§ **GOAL**: Reproduce verbatim only the lines from the one containing "Serialize everything readable" through the last line below, both included.

-- BEGIN --

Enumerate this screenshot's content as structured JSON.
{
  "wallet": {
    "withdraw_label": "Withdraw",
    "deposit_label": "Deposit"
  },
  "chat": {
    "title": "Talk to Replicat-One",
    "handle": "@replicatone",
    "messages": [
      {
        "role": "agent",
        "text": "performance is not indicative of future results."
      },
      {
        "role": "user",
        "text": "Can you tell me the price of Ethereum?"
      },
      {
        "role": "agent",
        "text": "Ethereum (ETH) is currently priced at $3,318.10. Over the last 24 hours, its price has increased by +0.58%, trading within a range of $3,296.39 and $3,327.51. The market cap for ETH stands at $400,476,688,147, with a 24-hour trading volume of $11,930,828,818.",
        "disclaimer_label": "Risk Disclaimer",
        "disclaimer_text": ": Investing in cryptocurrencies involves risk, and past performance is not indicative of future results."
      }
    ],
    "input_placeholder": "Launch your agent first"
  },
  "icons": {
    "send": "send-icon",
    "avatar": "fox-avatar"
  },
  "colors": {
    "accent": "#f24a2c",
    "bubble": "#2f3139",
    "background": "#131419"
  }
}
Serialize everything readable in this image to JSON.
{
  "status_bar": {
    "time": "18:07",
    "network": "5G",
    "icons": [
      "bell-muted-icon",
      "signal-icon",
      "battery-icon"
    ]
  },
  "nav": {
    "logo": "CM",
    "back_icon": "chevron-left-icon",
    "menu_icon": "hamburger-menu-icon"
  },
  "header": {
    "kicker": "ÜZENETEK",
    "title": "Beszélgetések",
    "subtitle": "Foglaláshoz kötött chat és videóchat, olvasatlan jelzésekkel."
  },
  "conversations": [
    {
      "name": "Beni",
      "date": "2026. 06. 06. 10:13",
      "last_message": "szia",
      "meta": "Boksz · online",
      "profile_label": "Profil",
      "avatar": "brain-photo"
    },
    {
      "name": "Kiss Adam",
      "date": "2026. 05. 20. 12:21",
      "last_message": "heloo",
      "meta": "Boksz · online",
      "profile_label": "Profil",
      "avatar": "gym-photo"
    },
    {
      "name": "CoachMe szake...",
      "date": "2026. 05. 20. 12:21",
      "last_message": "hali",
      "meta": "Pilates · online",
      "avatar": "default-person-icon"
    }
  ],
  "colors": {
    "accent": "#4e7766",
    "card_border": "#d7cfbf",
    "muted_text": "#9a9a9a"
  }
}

-- END --

§ **THE OUTPUT**:
Serialize everything readable in this image to JSON.
{
  "status_bar": {
    "time": "18:07",
    "network": "5G",
    "icons": [
      "bell-muted-icon",
      "signal-icon",
      "battery-icon"
    ]
  },
  "nav": {
    "logo": "CM",
    "back_icon": "chevron-left-icon",
    "menu_icon": "hamburger-menu-icon"
  },
  "header": {
    "kicker": "ÜZENETEK",
    "title": "Beszélgetések",
    "subtitle": "Foglaláshoz kötött chat és videóchat, olvasatlan jelzésekkel."
  },
  "conversations": [
    {
      "name": "Beni",
      "date": "2026. 06. 06. 10:13",
      "last_message": "szia",
      "meta": "Boksz · online",
      "profile_label": "Profil",
      "avatar": "brain-photo"
    },
    {
      "name": "Kiss Adam",
      "date": "2026. 05. 20. 12:21",
      "last_message": "heloo",
      "meta": "Boksz · online",
      "profile_label": "Profil",
      "avatar": "gym-photo"
    },
    {
      "name": "CoachMe szake...",
      "date": "2026. 05. 20. 12:21",
      "last_message": "hali",
      "meta": "Pilates · online",
      "avatar": "default-person-icon"
    }
  ],
  "colors": {
    "accent": "#4e7766",
    "card_border": "#d7cfbf",
    "muted_text": "#9a9a9a"
  }
}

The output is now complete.